- **EXTRAIT DU DOCUMENT**
· · ·

Puis un carton, affichant sur fond de drapeau bleu blanc rouge la mention « Un film français et fier de l’être », achève de donner le ton. Nous sommes dans un grand bâtiment, la musique fait vibrer les murs, les jeunes danseurs répètent. Une chorégraphie déchaînée, millimétrée, filmée en angle large puis en plan zénithal. Noé nous fait perdre nos repères spatiaux et nous fait tourner la tête : ce sera bien sûr pour mieux nous faire chuter. Une drogue versée dans la sangria et la fête va bientôt virer au jeu de massacre.
Peu importe de savoir qui a empoisonné la sangria… il s’agit d’assister à l’implosion d’un groupe – et bien sûr l’implosion d’une société, suite à un élément déclencheur. L’harmonie collective des jeunes danseurs, image rêvée d’une jeunesse issue du multiculturalisme, symbole de la diversité, pleine de ressources et de liberté, va éclater en mille morceaux. C’est ce moment de bascule (exactement à la moitié du film) que choisit Noé pour placer un de ses célèbres génériques : le caractère stroboscopique des noms qui défilent hystériquement à l’écran annonce le début de la transe, un état cher au cinéaste.

· · ·

- **DONNÉES FOURNIES**

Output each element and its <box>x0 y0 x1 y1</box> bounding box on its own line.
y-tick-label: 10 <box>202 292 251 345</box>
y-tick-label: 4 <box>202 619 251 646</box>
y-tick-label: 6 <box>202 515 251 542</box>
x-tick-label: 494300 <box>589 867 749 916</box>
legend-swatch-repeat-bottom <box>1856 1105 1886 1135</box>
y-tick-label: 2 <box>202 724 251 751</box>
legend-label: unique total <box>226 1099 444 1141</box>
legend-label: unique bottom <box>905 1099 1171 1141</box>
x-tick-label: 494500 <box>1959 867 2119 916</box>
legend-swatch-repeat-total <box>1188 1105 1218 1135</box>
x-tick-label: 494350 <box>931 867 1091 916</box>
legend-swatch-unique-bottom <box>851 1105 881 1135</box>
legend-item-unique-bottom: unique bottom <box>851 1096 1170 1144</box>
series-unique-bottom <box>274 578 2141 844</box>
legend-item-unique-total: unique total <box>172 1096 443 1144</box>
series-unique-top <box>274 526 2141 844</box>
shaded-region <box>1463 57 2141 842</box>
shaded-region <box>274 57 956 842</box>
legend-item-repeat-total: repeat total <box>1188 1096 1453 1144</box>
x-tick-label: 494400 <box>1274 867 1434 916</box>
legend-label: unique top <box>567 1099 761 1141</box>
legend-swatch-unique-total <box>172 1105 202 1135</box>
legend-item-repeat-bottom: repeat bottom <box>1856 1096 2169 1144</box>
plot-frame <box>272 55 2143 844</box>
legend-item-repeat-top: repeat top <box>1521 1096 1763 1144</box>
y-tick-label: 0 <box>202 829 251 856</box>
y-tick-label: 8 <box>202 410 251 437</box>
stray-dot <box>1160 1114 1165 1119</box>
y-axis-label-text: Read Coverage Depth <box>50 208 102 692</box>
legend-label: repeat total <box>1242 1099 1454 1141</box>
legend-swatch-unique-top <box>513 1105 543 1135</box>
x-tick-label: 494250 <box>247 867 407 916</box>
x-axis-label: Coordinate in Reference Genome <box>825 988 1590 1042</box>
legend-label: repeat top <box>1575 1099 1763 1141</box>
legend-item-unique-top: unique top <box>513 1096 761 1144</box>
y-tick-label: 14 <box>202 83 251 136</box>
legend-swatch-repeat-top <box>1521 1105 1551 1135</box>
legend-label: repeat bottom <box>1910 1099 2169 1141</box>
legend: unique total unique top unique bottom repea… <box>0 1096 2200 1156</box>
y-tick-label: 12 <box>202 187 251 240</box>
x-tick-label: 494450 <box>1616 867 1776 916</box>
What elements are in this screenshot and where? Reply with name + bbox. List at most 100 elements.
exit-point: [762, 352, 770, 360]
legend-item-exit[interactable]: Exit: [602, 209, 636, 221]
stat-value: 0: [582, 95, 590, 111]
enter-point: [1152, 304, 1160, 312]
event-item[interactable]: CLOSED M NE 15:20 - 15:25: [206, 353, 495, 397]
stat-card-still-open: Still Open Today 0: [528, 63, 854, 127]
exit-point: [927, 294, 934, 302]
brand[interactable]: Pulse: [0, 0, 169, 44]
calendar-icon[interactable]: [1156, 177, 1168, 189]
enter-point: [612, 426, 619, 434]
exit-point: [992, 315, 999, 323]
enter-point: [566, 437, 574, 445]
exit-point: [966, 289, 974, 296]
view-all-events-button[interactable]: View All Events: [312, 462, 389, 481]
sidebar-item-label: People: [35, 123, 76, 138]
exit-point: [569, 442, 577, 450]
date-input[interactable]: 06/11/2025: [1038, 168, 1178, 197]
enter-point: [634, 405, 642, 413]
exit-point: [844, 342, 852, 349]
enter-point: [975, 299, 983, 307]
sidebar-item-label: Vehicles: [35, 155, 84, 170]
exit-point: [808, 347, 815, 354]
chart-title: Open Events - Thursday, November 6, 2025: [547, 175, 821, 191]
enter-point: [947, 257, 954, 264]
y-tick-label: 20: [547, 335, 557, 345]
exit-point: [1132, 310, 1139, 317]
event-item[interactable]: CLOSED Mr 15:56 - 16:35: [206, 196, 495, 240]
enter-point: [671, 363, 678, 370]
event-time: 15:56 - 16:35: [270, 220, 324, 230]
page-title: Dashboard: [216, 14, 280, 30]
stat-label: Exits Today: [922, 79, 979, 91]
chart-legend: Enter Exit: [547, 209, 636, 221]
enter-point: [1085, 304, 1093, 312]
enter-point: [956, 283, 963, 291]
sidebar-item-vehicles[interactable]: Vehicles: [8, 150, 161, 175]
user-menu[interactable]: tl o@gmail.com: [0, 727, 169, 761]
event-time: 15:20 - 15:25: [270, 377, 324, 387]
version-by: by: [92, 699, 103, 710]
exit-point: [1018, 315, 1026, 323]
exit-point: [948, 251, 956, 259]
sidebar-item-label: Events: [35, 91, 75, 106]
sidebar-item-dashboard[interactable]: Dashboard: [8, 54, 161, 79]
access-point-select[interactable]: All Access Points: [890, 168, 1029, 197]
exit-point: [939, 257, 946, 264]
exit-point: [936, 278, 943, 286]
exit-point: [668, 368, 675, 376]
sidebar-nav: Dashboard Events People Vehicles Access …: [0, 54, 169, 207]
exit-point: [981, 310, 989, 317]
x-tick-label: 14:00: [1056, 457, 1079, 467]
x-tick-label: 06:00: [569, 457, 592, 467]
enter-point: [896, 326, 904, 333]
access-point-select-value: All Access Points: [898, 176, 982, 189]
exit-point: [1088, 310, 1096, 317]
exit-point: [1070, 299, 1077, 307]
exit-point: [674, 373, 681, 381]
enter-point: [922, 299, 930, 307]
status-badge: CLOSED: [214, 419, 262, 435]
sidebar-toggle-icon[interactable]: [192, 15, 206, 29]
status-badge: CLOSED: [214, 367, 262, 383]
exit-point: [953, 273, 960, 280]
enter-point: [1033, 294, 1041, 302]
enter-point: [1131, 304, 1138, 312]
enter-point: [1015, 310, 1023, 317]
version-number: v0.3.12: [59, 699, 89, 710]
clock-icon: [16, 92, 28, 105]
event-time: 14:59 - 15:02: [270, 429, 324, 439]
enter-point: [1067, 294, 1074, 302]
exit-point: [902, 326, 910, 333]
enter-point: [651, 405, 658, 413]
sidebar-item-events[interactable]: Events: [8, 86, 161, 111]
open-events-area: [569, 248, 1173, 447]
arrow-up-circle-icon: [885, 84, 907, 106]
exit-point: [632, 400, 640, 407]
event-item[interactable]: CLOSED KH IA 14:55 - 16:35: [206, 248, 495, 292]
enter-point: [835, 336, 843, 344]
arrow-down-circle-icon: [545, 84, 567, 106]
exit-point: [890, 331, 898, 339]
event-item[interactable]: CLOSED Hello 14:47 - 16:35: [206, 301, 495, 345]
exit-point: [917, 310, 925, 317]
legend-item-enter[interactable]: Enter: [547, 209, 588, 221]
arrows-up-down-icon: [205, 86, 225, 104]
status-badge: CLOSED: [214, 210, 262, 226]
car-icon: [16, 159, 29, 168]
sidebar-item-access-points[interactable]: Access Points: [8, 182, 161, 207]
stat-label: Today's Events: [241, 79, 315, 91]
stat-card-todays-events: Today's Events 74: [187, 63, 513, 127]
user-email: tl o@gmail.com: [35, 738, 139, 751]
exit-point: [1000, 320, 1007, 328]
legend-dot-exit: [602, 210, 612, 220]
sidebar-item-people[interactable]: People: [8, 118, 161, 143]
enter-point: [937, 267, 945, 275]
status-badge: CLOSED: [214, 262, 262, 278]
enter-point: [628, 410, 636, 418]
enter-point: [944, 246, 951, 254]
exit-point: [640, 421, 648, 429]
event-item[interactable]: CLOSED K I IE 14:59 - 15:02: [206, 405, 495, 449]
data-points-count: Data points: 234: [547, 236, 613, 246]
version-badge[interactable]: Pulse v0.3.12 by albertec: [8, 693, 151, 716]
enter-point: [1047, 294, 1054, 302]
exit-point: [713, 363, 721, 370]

· · ·

- **MISE EN PRATIQUE**
[A] Résumez sous forme de liste le paragraphe de l'extrait sur le film de Noé qui commence par « Peu importe de savoir », en conservant ses faits principaux.
[B] Poursuivez l'extrait sur le film de Noé à partir de sa dernière phrase.

- **RÉPONSES PAR CONSIGNE**
[A]
- L'identité de la personne qui a empoisonné la sangria importe peu.
- Le film montre l'implosion d'un groupe, et à travers lui celle d'une société, après un élément déclencheur.
- L'harmonie collective des jeunes danseurs vole en éclats. Elle offrait l'image rêvée d'une jeunesse multiculturelle, diverse, pleine de ressources et de liberté.
- Au moment de bascule, exactement à la moitié du film, Noé place un de ses célèbres génériques.
- Les noms défilent de façon stroboscopique et annoncent le début de la transe, un état cher au cinéaste.

[B]
Mais le montage rapide n’est que l’apanage du générique. Pour la suite, Noé privilégie de très longs plans-séquences, qui nous promènent d’un personnage à l’autre, d’un couloir à une chambre, d’une crise d’angoisse à un acte sexuel, d’une engueulade à un râle, jusqu’à ce qu’on en ait le vertige. La paranoïa est partout, et les méfiances vont ressurgir. Rien n’est jamais formulé explicitement, mais les indices d’une société déchirée par des querelles intestines sont partout. La jalousie, la misogynie, l’antisémitisme, l’homophobie et le racisme sont autant de spectres dont les stigmates apparaissent à tout moment.
Noé ne cherche pas à développer un discours politique, ni à étaler une analyse sociologique. Il préfère nous jeter dans la marmite bouillante et nous laisser avec notre propre gêne, nos propres crispations, nos propres dégoûts, tentant de savoir quel regard adopter, avant de se laisser entraîner dans ce carnaval orgiaque et si assourdissant qu’on ne s’entend de toute façon plus penser. Climax n’est pas un film contemplatif qui laisse de la place à l’introspection. La démarche vise au contraire à nous saturer, ou à nous essorer, dans un feu d’artifice d’expérimentations visuelles et sonores assumant une vacuité de l’instant qui est peut-être au fond ce qui trouble le plus. Il s’agit de mieux nous sonner pour nous obliger à reprendre nos esprits.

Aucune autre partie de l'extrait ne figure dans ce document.